### Exercise requirements
Print every line of the data below unchanged, leaving out the pictures.

### Data excerpts
####

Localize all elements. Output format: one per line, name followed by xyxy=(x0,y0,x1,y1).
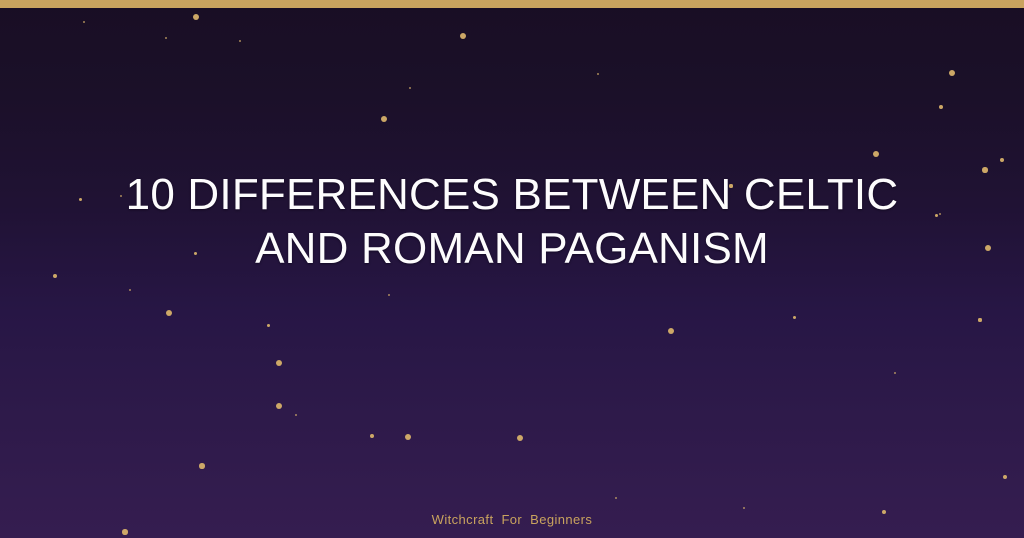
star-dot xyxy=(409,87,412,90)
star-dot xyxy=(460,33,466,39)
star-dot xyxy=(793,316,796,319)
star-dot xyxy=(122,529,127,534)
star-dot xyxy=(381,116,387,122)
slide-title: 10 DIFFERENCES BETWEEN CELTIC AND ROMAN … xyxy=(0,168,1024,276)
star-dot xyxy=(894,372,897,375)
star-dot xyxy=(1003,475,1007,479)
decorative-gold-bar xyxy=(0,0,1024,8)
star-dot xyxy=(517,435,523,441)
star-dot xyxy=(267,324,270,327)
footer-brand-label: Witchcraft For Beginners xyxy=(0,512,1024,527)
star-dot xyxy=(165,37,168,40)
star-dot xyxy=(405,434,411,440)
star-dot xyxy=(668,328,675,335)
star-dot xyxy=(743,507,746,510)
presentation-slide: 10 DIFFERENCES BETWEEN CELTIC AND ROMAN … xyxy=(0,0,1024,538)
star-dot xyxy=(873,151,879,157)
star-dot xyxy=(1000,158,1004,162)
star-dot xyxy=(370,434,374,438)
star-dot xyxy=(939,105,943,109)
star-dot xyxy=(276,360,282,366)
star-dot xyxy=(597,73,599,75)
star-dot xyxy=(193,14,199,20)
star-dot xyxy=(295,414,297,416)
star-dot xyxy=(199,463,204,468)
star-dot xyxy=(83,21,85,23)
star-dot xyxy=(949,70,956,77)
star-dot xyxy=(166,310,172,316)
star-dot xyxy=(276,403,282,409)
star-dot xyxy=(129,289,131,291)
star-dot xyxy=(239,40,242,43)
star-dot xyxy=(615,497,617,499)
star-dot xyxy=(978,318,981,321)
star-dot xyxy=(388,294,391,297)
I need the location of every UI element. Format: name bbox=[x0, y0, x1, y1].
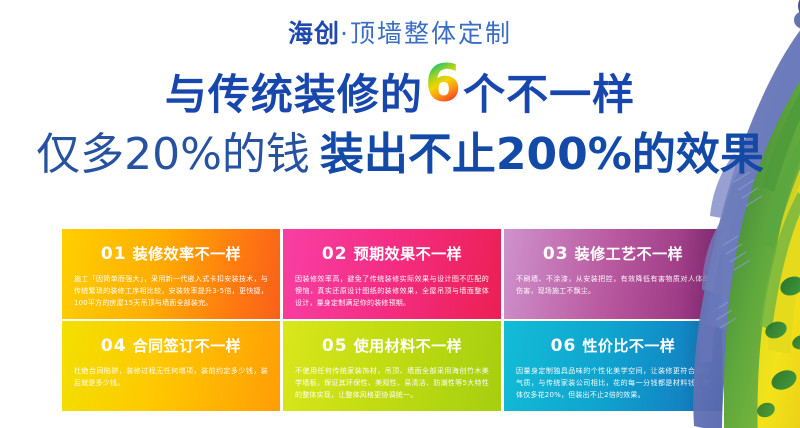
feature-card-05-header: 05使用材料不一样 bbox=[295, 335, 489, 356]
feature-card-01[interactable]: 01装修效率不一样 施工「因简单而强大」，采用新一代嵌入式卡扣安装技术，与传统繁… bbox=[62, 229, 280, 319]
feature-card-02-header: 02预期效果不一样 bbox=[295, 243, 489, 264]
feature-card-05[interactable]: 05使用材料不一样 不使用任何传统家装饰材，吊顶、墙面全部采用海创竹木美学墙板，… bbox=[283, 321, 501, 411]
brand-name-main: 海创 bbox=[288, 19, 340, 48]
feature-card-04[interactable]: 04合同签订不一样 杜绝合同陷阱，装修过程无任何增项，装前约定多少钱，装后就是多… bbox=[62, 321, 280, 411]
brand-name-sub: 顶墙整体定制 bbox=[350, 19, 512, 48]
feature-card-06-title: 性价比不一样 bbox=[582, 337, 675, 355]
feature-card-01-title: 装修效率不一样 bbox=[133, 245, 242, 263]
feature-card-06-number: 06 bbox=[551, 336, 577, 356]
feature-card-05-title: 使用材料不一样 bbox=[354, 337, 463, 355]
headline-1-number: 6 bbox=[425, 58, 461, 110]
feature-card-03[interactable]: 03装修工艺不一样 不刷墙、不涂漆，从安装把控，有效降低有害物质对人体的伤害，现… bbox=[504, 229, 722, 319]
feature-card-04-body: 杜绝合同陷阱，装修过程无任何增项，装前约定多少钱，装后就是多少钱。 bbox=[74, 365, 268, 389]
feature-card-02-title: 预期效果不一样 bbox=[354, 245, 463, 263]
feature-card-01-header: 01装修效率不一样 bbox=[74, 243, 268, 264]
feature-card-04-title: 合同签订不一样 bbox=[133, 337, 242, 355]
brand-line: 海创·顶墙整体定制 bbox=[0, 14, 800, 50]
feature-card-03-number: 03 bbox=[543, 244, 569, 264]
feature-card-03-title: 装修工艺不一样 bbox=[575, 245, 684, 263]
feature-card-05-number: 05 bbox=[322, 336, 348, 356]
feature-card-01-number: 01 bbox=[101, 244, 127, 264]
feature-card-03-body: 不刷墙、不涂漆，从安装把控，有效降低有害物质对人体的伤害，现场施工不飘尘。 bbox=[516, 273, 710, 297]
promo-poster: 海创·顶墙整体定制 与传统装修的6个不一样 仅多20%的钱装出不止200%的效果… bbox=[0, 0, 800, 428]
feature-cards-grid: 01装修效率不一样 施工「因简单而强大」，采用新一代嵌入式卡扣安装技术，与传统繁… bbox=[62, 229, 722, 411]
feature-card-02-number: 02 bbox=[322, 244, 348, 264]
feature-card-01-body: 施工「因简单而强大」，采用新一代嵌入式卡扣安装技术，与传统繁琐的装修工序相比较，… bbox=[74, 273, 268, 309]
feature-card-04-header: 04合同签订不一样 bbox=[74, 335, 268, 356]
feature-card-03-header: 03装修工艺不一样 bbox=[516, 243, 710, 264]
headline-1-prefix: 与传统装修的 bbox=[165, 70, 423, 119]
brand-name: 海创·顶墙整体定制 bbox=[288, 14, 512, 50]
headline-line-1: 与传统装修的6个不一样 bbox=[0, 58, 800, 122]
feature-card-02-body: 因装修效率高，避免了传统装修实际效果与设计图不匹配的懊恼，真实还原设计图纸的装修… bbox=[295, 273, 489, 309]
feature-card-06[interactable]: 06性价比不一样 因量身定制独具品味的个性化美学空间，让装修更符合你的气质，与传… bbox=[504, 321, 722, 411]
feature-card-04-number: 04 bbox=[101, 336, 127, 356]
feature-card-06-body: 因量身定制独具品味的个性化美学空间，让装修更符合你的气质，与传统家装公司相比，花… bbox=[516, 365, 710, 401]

####

### The solution
Localize all elements. Output format: one per line, name followed by xyxy=(x0,y0,x1,y1).
star-dot xyxy=(409,87,412,90)
star-dot xyxy=(460,33,466,39)
star-dot xyxy=(793,316,796,319)
star-dot xyxy=(122,529,127,534)
star-dot xyxy=(381,116,387,122)
slide-title: 10 DIFFERENCES BETWEEN CELTIC AND ROMAN … xyxy=(0,168,1024,276)
star-dot xyxy=(894,372,897,375)
star-dot xyxy=(1003,475,1007,479)
decorative-gold-bar xyxy=(0,0,1024,8)
star-dot xyxy=(517,435,523,441)
star-dot xyxy=(267,324,270,327)
footer-brand-label: Witchcraft For Beginners xyxy=(0,512,1024,527)
star-dot xyxy=(165,37,168,40)
star-dot xyxy=(405,434,411,440)
star-dot xyxy=(668,328,675,335)
star-dot xyxy=(743,507,746,510)
presentation-slide: 10 DIFFERENCES BETWEEN CELTIC AND ROMAN … xyxy=(0,0,1024,538)
star-dot xyxy=(873,151,879,157)
star-dot xyxy=(1000,158,1004,162)
star-dot xyxy=(370,434,374,438)
star-dot xyxy=(939,105,943,109)
star-dot xyxy=(276,360,282,366)
star-dot xyxy=(597,73,599,75)
star-dot xyxy=(193,14,199,20)
star-dot xyxy=(295,414,297,416)
star-dot xyxy=(199,463,204,468)
star-dot xyxy=(83,21,85,23)
star-dot xyxy=(949,70,956,77)
star-dot xyxy=(166,310,172,316)
star-dot xyxy=(276,403,282,409)
star-dot xyxy=(129,289,131,291)
star-dot xyxy=(239,40,242,43)
star-dot xyxy=(615,497,617,499)
star-dot xyxy=(978,318,981,321)
star-dot xyxy=(388,294,391,297)
I need the location of every UI element. Format: name bbox=[x0, y0, x1, y1].
feature-card-05-header: 05使用材料不一样 bbox=[295, 335, 489, 356]
feature-card-01[interactable]: 01装修效率不一样 施工「因简单而强大」，采用新一代嵌入式卡扣安装技术，与传统繁… bbox=[62, 229, 280, 319]
feature-card-02-header: 02预期效果不一样 bbox=[295, 243, 489, 264]
feature-card-05[interactable]: 05使用材料不一样 不使用任何传统家装饰材，吊顶、墙面全部采用海创竹木美学墙板，… bbox=[283, 321, 501, 411]
brand-name-main: 海创 bbox=[288, 19, 340, 48]
feature-card-04[interactable]: 04合同签订不一样 杜绝合同陷阱，装修过程无任何增项，装前约定多少钱，装后就是多… bbox=[62, 321, 280, 411]
brand-name-sub: 顶墙整体定制 bbox=[350, 19, 512, 48]
feature-card-06-title: 性价比不一样 bbox=[582, 337, 675, 355]
feature-card-01-title: 装修效率不一样 bbox=[133, 245, 242, 263]
feature-card-06-number: 06 bbox=[551, 336, 577, 356]
feature-card-05-title: 使用材料不一样 bbox=[354, 337, 463, 355]
headline-1-number: 6 bbox=[425, 58, 461, 110]
feature-card-03[interactable]: 03装修工艺不一样 不刷墙、不涂漆，从安装把控，有效降低有害物质对人体的伤害，现… bbox=[504, 229, 722, 319]
feature-card-04-body: 杜绝合同陷阱，装修过程无任何增项，装前约定多少钱，装后就是多少钱。 bbox=[74, 365, 268, 389]
feature-card-02-title: 预期效果不一样 bbox=[354, 245, 463, 263]
feature-card-01-header: 01装修效率不一样 bbox=[74, 243, 268, 264]
feature-card-04-title: 合同签订不一样 bbox=[133, 337, 242, 355]
brand-line: 海创·顶墙整体定制 bbox=[0, 14, 800, 50]
feature-card-03-number: 03 bbox=[543, 244, 569, 264]
feature-card-03-title: 装修工艺不一样 bbox=[575, 245, 684, 263]
feature-card-05-number: 05 bbox=[322, 336, 348, 356]
feature-card-01-number: 01 bbox=[101, 244, 127, 264]
feature-card-03-body: 不刷墙、不涂漆，从安装把控，有效降低有害物质对人体的伤害，现场施工不飘尘。 bbox=[516, 273, 710, 297]
promo-poster: 海创·顶墙整体定制 与传统装修的6个不一样 仅多20%的钱装出不止200%的效果… bbox=[0, 0, 800, 428]
feature-cards-grid: 01装修效率不一样 施工「因简单而强大」，采用新一代嵌入式卡扣安装技术，与传统繁… bbox=[62, 229, 722, 411]
feature-card-02-number: 02 bbox=[322, 244, 348, 264]
feature-card-01-body: 施工「因简单而强大」，采用新一代嵌入式卡扣安装技术，与传统繁琐的装修工序相比较，… bbox=[74, 273, 268, 309]
feature-card-04-header: 04合同签订不一样 bbox=[74, 335, 268, 356]
feature-card-03-header: 03装修工艺不一样 bbox=[516, 243, 710, 264]
headline-1-prefix: 与传统装修的 bbox=[165, 70, 423, 119]
brand-name: 海创·顶墙整体定制 bbox=[288, 14, 512, 50]
headline-line-1: 与传统装修的6个不一样 bbox=[0, 58, 800, 122]
feature-card-02-body: 因装修效率高，避免了传统装修实际效果与设计图不匹配的懊恼，真实还原设计图纸的装修… bbox=[295, 273, 489, 309]
feature-card-06[interactable]: 06性价比不一样 因量身定制独具品味的个性化美学空间，让装修更符合你的气质，与传… bbox=[504, 321, 722, 411]
feature-card-04-number: 04 bbox=[101, 336, 127, 356]
feature-card-06-body: 因量身定制独具品味的个性化美学空间，让装修更符合你的气质，与传统家装公司相比，花… bbox=[516, 365, 710, 401]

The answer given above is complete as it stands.